■ The exercise:
All of the records below should be output exactly.

--------------------

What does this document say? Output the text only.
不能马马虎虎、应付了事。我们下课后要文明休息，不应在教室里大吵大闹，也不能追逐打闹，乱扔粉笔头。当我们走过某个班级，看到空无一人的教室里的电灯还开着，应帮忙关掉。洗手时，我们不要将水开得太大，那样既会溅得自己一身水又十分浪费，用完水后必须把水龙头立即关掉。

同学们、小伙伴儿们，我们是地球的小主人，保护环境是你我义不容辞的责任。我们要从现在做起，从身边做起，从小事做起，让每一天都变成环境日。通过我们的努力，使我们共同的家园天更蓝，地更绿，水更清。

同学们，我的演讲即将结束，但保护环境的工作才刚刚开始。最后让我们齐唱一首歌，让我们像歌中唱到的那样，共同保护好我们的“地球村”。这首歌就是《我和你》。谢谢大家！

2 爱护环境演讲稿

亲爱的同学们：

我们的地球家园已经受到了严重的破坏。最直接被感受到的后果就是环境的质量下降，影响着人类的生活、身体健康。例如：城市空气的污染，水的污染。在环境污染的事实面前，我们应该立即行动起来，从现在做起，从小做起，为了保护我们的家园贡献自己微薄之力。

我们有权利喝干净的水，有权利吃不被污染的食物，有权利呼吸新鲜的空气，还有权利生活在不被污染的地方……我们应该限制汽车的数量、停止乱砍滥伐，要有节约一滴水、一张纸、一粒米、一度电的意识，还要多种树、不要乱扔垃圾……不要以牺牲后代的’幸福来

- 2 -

--------------------

■ Exercise output:
What does this document say? Output the text only.
不能马马虎虎、应付了事。我们下课后要文明休息，不应在教室里大吵大闹，也不能追逐打闹，乱扔粉笔头。当我们走过某个班级，看到空无一人的教室里的电灯还开着，应帮忙关掉。洗手时，我们不要将水开得太大，那样既会溅得自己一身水又十分浪费，用完水后必须把水龙头立即关掉。

同学们、小伙伴儿们，我们是地球的小主人，保护环境是你我义不容辞的责任。我们要从现在做起，从身边做起，从小事做起，让每一天都变成环境日。通过我们的努力，使我们共同的家园天更蓝，地更绿，水更清。

同学们，我的演讲即将结束，但保护环境的工作才刚刚开始。最后让我们齐唱一首歌，让我们像歌中唱到的那样，共同保护好我们的“地球村”。这首歌就是《我和你》。谢谢大家！

2 爱护环境演讲稿

亲爱的同学们：

我们的地球家园已经受到了严重的破坏。最直接被感受到的后果就是环境的质量下降，影响着人类的生活、身体健康。例如：城市空气的污染，水的污染。在环境污染的事实面前，我们应该立即行动起来，从现在做起，从小做起，为了保护我们的家园贡献自己微薄之力。

我们有权利喝干净的水，有权利吃不被污染的食物，有权利呼吸新鲜的空气，还有权利生活在不被污染的地方……我们应该限制汽车的数量、停止乱砍滥伐，要有节约一滴水、一张纸、一粒米、一度电的意识，还要多种树、不要乱扔垃圾……不要以牺牲后代的’幸福来

- 2 -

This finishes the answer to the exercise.